[Entries with figure data]
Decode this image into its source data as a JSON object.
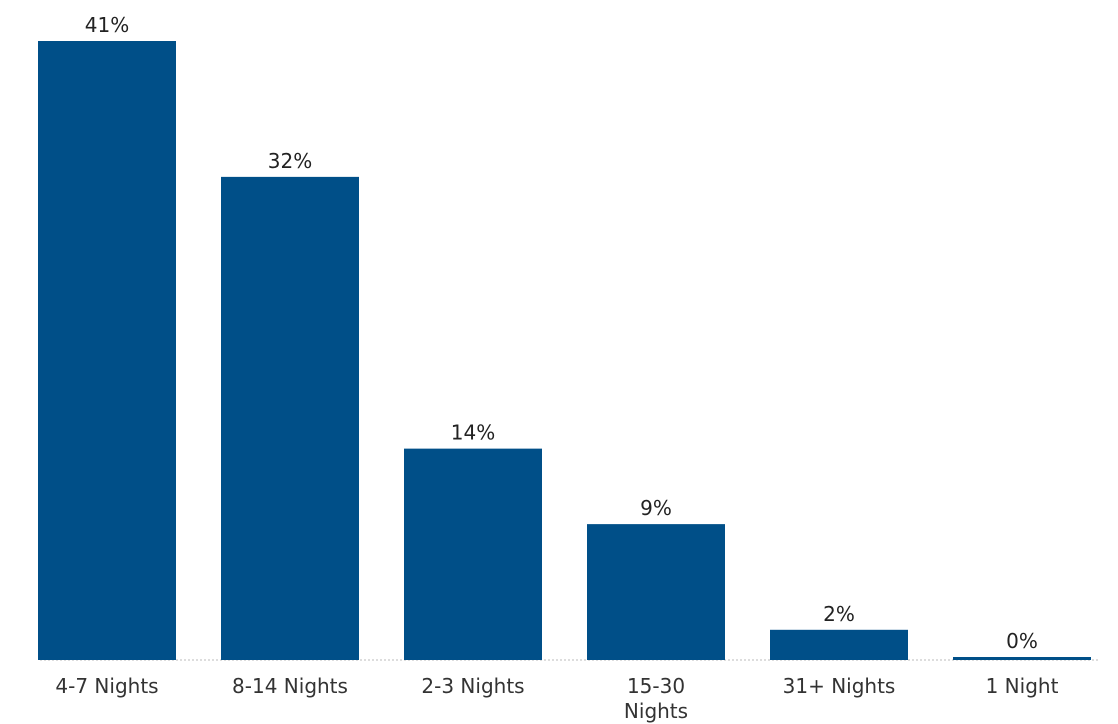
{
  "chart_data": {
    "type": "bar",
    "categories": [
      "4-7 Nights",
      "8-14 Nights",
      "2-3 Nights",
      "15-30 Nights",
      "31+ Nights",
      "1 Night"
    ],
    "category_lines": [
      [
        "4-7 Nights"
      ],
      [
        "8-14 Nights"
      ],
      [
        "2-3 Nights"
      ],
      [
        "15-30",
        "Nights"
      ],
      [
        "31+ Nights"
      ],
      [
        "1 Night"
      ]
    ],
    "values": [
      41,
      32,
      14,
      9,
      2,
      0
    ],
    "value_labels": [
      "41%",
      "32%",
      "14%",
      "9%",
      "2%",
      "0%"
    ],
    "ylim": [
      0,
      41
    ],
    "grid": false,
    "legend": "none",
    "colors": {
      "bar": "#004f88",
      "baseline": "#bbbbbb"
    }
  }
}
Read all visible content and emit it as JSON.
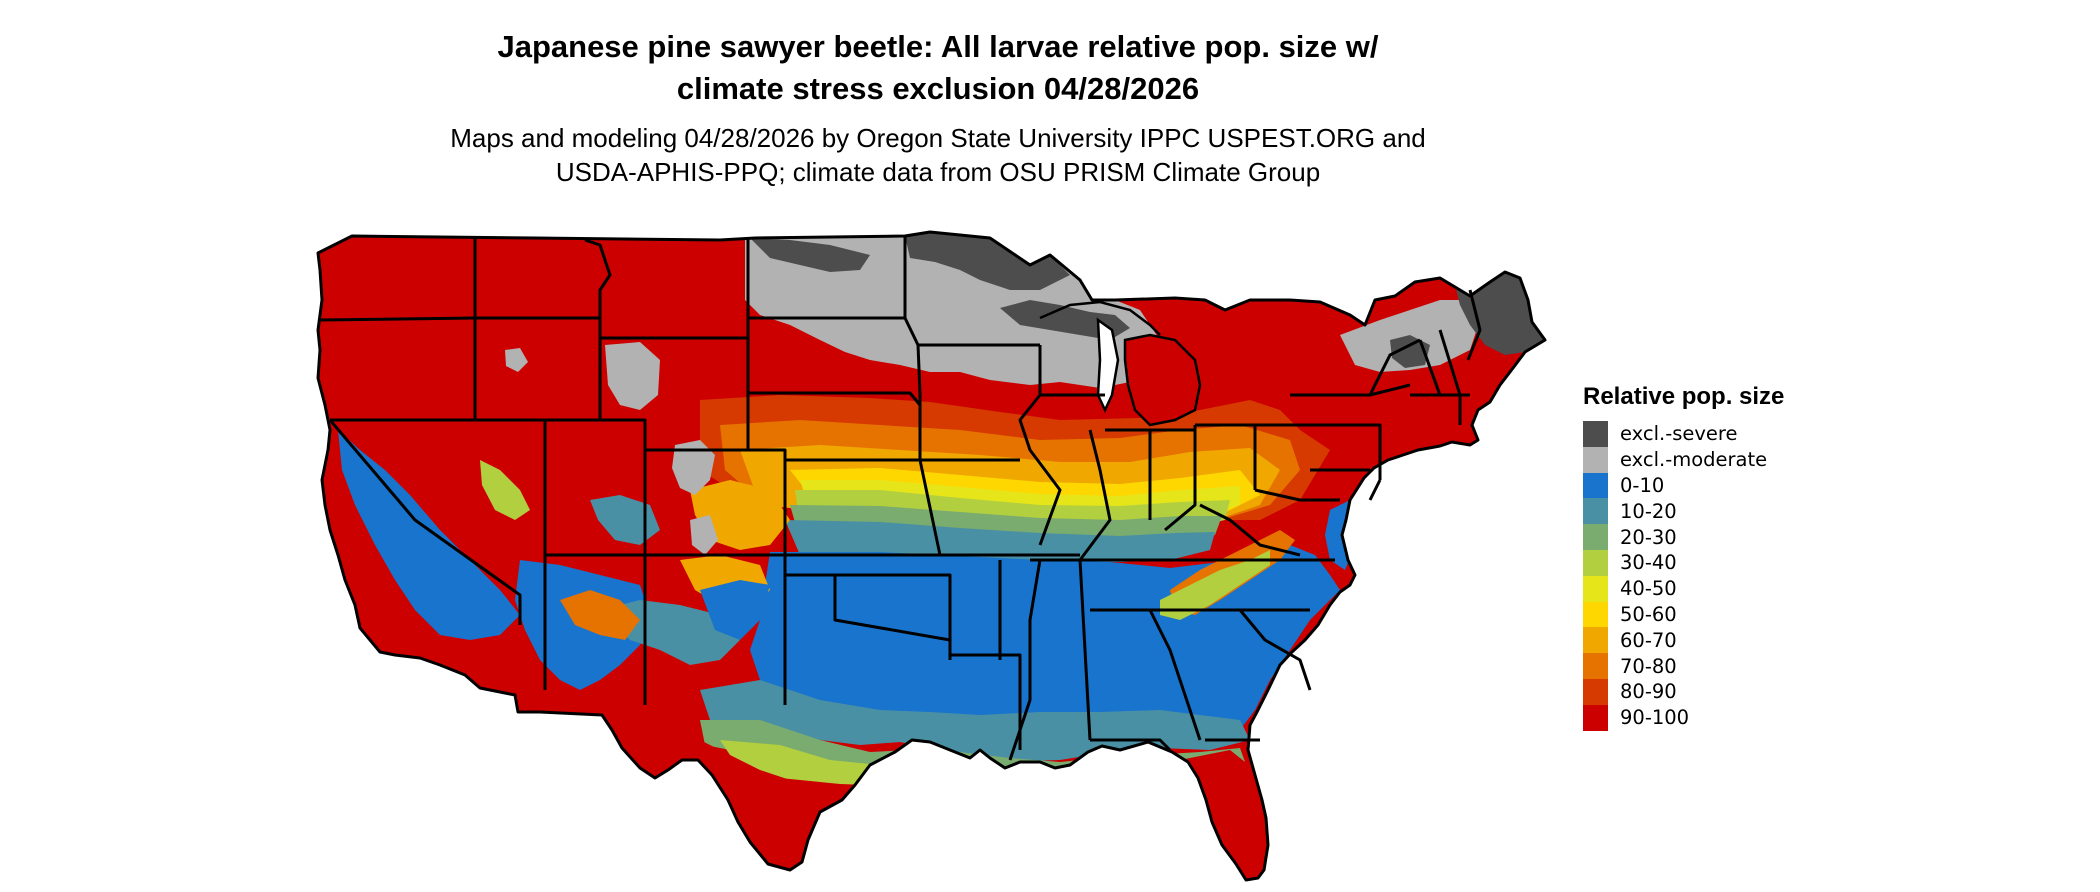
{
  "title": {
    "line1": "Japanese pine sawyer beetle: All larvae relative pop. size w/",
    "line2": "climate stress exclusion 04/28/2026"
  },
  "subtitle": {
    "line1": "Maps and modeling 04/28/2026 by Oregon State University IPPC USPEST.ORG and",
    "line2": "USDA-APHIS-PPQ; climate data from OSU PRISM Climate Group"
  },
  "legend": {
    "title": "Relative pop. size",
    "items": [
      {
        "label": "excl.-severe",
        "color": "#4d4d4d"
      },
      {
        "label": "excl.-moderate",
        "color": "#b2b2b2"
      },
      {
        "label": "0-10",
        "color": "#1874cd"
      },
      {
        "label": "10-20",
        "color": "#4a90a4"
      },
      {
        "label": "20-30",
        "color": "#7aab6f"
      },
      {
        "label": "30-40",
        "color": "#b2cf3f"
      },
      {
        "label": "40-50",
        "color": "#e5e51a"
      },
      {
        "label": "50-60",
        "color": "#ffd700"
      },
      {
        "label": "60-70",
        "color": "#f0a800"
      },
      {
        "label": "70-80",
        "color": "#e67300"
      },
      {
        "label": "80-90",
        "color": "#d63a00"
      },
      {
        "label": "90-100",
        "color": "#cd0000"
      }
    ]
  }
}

[Request] Collect, from the material above, every line containing the word "climate".

[The output]
    "line2": "climate stress exclusion 04/28/2026"
    "line2": "USDA-APHIS-PPQ; climate data from OSU PRISM Climate Group"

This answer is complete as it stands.